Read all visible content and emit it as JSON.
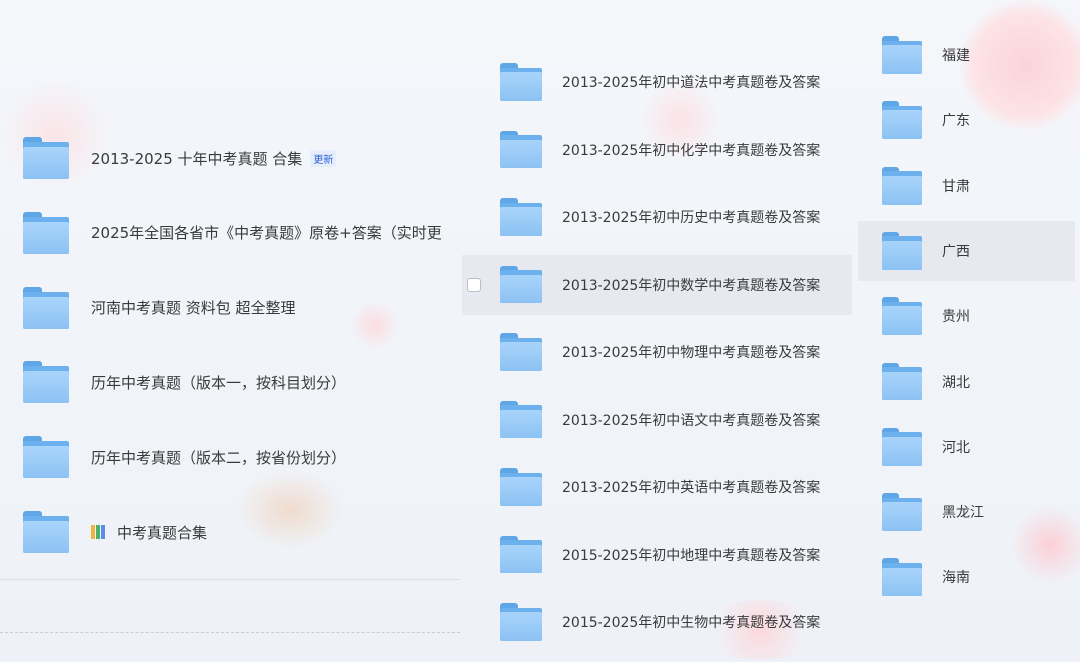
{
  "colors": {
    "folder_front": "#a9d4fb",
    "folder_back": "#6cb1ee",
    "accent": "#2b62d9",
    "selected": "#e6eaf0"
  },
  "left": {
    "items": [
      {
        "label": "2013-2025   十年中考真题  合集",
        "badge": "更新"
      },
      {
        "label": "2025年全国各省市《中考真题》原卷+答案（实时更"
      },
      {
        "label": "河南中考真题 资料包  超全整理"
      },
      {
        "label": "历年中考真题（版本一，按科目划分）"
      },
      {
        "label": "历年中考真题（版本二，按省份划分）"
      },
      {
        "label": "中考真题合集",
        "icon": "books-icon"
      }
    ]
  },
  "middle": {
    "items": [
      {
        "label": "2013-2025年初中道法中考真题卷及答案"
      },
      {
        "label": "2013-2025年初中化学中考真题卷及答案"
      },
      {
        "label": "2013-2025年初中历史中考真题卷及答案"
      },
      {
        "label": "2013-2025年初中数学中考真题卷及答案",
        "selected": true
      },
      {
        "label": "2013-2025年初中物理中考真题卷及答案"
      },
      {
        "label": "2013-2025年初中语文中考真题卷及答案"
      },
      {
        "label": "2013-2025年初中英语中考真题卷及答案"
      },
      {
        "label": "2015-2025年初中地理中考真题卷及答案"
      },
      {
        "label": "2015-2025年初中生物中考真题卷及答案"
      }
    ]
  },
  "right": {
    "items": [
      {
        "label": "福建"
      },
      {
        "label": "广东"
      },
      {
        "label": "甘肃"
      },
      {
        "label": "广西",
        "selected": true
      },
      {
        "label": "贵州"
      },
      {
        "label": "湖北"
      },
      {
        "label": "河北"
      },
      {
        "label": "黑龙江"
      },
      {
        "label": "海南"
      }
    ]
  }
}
========================
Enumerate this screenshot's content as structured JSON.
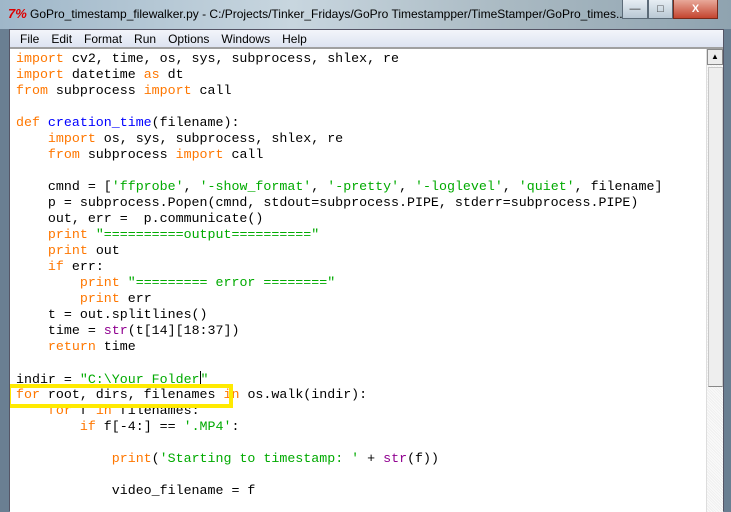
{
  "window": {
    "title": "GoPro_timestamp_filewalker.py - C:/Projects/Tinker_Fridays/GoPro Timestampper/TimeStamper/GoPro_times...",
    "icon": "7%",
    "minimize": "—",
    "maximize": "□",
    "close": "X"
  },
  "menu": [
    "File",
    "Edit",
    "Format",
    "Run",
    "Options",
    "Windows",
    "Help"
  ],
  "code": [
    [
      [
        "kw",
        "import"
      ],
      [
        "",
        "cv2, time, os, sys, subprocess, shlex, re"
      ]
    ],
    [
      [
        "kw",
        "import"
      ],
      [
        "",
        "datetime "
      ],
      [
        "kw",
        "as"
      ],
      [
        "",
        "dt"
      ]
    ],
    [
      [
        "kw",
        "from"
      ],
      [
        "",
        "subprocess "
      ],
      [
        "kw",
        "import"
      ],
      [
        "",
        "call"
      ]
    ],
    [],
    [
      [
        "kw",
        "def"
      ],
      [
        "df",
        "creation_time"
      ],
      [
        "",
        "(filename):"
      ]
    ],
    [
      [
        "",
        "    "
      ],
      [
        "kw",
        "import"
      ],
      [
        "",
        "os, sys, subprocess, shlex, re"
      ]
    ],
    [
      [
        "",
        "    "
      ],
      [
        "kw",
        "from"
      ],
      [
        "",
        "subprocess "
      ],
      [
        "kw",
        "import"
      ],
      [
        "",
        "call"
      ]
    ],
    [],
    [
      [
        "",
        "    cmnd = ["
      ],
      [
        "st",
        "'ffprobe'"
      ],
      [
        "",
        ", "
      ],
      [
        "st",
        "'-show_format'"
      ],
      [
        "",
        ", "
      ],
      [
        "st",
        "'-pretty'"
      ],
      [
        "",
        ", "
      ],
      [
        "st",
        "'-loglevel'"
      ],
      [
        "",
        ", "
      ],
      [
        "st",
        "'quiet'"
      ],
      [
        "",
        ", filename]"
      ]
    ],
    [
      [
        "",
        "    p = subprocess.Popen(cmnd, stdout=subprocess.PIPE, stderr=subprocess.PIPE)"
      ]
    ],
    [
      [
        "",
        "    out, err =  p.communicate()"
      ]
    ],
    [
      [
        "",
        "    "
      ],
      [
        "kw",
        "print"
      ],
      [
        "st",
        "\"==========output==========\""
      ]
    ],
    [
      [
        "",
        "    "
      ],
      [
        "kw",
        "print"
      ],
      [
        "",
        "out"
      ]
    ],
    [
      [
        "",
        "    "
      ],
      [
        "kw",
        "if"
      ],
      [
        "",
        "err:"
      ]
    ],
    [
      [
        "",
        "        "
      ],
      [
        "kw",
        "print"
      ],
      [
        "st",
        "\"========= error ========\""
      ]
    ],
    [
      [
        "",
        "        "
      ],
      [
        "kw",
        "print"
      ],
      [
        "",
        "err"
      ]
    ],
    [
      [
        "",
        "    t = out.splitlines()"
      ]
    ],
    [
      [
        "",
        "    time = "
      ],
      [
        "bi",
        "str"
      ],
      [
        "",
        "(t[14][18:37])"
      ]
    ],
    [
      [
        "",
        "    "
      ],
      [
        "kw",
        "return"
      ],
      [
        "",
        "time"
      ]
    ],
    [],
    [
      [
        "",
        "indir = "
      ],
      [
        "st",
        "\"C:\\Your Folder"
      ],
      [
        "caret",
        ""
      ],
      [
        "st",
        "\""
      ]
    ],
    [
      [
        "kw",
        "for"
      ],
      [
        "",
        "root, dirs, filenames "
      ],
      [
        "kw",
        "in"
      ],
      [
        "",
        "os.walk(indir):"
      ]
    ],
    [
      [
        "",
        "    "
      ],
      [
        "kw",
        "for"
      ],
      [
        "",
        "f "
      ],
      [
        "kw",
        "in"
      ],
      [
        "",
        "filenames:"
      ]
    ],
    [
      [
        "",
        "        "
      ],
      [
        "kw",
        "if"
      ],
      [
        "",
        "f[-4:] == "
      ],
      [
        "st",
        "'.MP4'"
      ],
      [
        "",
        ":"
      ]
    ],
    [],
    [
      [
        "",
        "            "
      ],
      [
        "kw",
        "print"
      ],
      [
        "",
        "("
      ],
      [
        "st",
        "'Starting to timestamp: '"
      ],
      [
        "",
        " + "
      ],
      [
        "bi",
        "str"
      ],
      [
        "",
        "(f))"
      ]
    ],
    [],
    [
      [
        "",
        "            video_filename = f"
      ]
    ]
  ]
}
========================
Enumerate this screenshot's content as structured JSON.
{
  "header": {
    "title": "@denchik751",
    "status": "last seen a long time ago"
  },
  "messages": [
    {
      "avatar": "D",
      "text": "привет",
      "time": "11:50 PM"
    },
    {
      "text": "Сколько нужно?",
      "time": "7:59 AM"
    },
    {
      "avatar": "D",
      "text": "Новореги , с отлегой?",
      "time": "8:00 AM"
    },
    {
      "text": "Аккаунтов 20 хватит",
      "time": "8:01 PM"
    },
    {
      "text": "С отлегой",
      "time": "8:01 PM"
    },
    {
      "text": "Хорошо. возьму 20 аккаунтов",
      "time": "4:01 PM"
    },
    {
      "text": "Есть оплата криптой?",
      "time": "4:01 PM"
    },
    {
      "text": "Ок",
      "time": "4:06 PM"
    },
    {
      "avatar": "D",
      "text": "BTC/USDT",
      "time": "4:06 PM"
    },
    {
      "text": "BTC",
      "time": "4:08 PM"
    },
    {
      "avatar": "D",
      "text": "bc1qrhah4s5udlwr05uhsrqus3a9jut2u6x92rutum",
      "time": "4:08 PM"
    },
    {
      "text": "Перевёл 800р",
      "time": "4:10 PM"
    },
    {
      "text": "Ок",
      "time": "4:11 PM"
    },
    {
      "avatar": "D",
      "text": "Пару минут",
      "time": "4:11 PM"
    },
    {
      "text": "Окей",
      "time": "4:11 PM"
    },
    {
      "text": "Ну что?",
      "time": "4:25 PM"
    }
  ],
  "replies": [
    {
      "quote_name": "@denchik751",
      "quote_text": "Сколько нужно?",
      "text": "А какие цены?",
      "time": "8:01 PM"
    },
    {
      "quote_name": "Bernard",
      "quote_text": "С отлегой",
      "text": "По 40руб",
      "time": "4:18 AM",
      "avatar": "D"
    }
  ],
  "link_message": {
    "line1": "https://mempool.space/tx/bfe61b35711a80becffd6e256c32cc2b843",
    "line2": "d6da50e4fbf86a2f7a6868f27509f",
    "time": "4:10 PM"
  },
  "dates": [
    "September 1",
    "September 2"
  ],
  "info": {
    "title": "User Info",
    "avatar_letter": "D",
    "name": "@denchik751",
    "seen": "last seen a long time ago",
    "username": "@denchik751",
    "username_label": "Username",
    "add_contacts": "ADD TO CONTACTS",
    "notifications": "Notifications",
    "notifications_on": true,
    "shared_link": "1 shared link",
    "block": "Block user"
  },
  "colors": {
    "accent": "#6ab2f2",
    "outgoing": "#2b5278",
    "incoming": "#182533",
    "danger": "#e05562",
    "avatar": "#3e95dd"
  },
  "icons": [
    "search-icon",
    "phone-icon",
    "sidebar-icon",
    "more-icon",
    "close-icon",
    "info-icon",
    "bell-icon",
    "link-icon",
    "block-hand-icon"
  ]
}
========================
■ Exercise details:
Gather each line in the entries above where the string "subprocess" is found.

■ Worked answer:
        "cv2, time, os, sys, subprocess, shlex, re"
        "subprocess "
        "os, sys, subprocess, shlex, re"
        "subprocess "
        "    p = subprocess.Popen(cmnd, stdout=subprocess.PIPE, stderr=subprocess.PIPE)"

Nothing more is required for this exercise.